-- Start Records for the exercise --

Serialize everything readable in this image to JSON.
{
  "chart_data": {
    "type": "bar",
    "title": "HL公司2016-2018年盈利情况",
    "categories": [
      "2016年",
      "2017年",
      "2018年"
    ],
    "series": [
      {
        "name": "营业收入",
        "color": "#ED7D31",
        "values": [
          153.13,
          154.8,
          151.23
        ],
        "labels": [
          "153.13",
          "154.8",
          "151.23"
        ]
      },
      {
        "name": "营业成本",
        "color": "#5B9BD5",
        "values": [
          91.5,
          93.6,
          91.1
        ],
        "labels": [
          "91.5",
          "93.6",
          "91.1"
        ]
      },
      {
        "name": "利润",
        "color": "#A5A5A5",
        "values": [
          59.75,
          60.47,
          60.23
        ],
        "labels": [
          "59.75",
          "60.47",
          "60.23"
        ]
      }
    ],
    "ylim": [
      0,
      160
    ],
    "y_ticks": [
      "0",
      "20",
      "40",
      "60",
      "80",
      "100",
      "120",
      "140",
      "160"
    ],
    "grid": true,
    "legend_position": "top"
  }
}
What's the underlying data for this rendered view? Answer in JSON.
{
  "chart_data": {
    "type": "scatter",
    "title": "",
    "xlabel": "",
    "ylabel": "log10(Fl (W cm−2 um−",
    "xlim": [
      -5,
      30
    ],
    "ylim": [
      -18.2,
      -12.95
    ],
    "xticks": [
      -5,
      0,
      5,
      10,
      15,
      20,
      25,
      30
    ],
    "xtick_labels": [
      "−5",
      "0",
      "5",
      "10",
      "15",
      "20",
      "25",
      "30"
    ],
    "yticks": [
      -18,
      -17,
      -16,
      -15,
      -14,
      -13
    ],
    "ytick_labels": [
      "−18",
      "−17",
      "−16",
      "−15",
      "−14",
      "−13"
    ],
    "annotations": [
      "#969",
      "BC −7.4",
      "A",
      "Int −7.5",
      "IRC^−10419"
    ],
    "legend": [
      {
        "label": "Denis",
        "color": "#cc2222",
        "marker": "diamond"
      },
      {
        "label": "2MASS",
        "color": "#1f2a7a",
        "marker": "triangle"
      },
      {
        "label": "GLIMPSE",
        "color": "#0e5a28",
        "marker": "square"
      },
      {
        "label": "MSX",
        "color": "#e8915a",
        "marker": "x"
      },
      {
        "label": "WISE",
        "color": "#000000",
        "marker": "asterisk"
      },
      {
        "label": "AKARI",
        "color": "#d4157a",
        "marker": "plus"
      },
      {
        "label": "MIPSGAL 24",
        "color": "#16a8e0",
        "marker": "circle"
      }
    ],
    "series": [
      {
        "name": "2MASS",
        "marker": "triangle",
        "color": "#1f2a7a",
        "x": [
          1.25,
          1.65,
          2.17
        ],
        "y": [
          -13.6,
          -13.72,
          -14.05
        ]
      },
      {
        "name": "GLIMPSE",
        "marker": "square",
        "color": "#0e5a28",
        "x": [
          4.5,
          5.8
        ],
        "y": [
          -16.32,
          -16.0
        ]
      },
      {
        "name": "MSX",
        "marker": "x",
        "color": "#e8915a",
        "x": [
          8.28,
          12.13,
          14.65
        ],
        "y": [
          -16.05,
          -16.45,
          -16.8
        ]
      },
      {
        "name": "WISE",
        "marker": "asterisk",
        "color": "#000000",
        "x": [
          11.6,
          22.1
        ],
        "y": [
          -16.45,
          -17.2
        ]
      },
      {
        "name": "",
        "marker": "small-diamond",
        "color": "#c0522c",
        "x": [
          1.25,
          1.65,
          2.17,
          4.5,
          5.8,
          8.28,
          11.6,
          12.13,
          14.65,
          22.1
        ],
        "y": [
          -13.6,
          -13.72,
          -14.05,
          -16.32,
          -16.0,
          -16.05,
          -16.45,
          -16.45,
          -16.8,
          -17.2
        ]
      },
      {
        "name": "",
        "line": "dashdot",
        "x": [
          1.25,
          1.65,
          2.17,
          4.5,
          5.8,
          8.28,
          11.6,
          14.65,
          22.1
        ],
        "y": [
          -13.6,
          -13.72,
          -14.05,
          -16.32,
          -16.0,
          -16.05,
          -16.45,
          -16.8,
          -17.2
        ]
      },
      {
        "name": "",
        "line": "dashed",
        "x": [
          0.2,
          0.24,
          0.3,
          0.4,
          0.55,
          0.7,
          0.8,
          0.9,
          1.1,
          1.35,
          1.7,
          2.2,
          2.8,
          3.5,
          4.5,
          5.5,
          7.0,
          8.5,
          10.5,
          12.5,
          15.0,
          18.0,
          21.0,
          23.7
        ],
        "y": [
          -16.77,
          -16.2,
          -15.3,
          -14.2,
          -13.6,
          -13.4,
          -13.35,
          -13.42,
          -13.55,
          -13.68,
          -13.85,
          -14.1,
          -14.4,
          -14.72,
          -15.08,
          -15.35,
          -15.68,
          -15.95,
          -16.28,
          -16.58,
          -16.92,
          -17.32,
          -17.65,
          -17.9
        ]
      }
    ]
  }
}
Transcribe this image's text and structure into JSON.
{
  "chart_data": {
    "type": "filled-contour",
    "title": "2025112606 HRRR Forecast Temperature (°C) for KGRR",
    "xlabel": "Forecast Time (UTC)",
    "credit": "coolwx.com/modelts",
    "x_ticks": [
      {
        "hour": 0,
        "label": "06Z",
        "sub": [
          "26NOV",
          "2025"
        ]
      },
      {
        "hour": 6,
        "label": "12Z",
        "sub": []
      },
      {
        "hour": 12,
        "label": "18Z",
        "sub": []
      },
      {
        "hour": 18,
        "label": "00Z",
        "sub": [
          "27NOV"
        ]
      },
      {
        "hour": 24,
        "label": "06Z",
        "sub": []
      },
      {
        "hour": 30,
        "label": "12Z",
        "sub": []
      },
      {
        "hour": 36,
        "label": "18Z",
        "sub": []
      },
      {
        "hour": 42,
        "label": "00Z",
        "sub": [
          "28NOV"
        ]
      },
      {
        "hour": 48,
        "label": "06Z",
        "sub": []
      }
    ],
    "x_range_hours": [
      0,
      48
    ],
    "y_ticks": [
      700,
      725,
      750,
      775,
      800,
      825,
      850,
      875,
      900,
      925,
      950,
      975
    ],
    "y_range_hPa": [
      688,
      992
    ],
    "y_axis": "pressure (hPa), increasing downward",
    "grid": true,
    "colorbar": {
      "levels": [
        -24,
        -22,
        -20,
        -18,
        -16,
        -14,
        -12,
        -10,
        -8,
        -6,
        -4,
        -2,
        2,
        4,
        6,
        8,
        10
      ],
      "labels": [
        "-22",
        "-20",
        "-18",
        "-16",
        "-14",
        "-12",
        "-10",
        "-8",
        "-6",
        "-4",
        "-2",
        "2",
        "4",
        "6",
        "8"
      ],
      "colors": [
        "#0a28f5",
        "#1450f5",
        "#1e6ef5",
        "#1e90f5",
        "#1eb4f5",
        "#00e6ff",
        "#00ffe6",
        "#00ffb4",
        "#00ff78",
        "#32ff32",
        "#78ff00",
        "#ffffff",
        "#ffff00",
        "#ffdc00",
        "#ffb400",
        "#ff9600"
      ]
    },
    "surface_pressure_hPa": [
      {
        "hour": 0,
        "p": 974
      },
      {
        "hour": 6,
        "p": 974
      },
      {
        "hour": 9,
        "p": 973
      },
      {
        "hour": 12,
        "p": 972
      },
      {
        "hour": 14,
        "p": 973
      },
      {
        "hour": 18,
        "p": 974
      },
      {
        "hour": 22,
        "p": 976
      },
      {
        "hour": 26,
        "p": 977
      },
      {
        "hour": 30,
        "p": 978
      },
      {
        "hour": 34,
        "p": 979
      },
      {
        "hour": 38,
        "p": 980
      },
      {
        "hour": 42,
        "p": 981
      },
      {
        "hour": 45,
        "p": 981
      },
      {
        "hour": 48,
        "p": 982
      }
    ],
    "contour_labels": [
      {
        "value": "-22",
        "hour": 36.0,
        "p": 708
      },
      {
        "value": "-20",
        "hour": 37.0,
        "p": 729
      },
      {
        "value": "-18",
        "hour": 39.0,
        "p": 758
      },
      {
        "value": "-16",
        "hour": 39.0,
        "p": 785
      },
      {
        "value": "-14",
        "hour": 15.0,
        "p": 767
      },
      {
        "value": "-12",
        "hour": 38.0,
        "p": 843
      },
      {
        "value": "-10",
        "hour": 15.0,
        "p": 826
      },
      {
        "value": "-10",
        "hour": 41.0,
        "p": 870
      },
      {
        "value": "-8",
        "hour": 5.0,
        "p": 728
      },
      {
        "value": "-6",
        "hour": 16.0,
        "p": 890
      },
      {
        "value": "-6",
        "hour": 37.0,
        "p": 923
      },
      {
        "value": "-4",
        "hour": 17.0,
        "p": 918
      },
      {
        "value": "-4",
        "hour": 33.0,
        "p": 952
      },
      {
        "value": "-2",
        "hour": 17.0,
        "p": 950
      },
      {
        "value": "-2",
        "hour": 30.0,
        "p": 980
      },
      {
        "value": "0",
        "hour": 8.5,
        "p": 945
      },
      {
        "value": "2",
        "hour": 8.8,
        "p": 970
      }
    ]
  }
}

-- End Records for the exercise --

> Exercise goal
Write out every line of the entries that holds the word "title".

> Response
    "title": "HL公司2016-2018年盈利情况",
    "title": "",
    "title": "2025112606 HRRR Forecast Temperature (°C) for KGRR",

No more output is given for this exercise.